**LISTING:**

════════════════════

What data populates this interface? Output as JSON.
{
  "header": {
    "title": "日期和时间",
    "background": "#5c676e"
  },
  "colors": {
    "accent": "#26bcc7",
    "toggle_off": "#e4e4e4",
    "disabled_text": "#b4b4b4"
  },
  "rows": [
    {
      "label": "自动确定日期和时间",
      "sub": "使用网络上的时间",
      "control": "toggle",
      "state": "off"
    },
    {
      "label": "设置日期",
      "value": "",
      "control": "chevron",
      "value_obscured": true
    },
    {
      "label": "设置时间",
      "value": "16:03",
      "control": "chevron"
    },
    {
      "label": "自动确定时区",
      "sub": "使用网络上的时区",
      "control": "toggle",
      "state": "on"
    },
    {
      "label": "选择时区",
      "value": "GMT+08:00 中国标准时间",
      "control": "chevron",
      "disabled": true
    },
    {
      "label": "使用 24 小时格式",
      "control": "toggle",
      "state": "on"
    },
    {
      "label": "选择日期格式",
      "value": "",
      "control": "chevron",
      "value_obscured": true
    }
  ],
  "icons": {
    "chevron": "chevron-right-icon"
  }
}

════════════════════

**GIVEN INSTRUCTION:**
Choose all lines containing the string "label" and copy them out.

**OUTPUT BELOW:**
      "label": "自动确定日期和时间",
      "label": "设置日期",
      "label": "设置时间",
      "label": "自动确定时区",
      "label": "选择时区",
      "label": "使用 24 小时格式",
      "label": "选择日期格式",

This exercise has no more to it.